Directions -
The data below is to be returned in full and exactly.

Excerpted records -
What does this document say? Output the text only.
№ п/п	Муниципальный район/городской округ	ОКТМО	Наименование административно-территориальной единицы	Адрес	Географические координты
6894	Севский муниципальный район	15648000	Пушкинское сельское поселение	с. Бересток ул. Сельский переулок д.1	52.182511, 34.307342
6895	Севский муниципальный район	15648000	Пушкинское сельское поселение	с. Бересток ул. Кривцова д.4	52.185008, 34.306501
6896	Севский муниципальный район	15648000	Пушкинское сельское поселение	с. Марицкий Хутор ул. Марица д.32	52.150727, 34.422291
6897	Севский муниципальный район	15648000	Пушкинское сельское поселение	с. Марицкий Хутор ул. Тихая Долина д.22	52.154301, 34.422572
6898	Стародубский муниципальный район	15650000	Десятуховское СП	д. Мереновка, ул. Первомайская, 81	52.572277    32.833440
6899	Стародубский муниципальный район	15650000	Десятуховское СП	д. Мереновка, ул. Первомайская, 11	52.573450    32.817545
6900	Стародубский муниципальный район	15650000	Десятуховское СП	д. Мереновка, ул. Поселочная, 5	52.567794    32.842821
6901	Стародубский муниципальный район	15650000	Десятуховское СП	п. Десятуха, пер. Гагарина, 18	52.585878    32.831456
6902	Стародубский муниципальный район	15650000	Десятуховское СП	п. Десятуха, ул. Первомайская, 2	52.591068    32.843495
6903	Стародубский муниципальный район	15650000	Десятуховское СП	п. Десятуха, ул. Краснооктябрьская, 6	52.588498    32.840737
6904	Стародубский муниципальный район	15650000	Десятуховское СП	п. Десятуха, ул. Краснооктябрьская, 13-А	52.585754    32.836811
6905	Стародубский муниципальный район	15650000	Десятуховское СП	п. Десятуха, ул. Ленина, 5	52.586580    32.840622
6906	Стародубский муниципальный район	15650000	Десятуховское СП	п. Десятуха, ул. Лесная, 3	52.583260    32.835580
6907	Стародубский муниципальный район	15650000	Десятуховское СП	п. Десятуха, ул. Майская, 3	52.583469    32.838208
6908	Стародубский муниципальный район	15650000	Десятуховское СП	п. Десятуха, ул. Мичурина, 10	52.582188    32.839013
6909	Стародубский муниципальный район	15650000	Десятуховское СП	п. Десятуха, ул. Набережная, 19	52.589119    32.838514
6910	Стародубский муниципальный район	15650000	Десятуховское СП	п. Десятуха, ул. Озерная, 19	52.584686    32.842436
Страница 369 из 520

Complete response -
What does this document say? Output the text only.
№ п/п	Муниципальный район/городской округ	ОКТМО	Наименование административно-территориальной единицы	Адрес	Географические координты
6894	Севский муниципальный район	15648000	Пушкинское сельское поселение	с. Бересток ул. Сельский переулок д.1	52.182511, 34.307342
6895	Севский муниципальный район	15648000	Пушкинское сельское поселение	с. Бересток ул. Кривцова д.4	52.185008, 34.306501
6896	Севский муниципальный район	15648000	Пушкинское сельское поселение	с. Марицкий Хутор ул. Марица д.32	52.150727, 34.422291
6897	Севский муниципальный район	15648000	Пушкинское сельское поселение	с. Марицкий Хутор ул. Тихая Долина д.22	52.154301, 34.422572
6898	Стародубский муниципальный район	15650000	Десятуховское СП	д. Мереновка, ул. Первомайская, 81	52.572277    32.833440
6899	Стародубский муниципальный район	15650000	Десятуховское СП	д. Мереновка, ул. Первомайская, 11	52.573450    32.817545
6900	Стародубский муниципальный район	15650000	Десятуховское СП	д. Мереновка, ул. Поселочная, 5	52.567794    32.842821
6901	Стародубский муниципальный район	15650000	Десятуховское СП	п. Десятуха, пер. Гагарина, 18	52.585878    32.831456
6902	Стародубский муниципальный район	15650000	Десятуховское СП	п. Десятуха, ул. Первомайская, 2	52.591068    32.843495
6903	Стародубский муниципальный район	15650000	Десятуховское СП	п. Десятуха, ул. Краснооктябрьская, 6	52.588498    32.840737
6904	Стародубский муниципальный район	15650000	Десятуховское СП	п. Десятуха, ул. Краснооктябрьская, 13-А	52.585754    32.836811
6905	Стародубский муниципальный район	15650000	Десятуховское СП	п. Десятуха, ул. Ленина, 5	52.586580    32.840622
6906	Стародубский муниципальный район	15650000	Десятуховское СП	п. Десятуха, ул. Лесная, 3	52.583260    32.835580
6907	Стародубский муниципальный район	15650000	Десятуховское СП	п. Десятуха, ул. Майская, 3	52.583469    32.838208
6908	Стародубский муниципальный район	15650000	Десятуховское СП	п. Десятуха, ул. Мичурина, 10	52.582188    32.839013
6909	Стародубский муниципальный район	15650000	Десятуховское СП	п. Десятуха, ул. Набережная, 19	52.589119    32.838514
6910	Стародубский муниципальный район	15650000	Десятуховское СП	п. Десятуха, ул. Озерная, 19	52.584686    32.842436
Страница 369 из 520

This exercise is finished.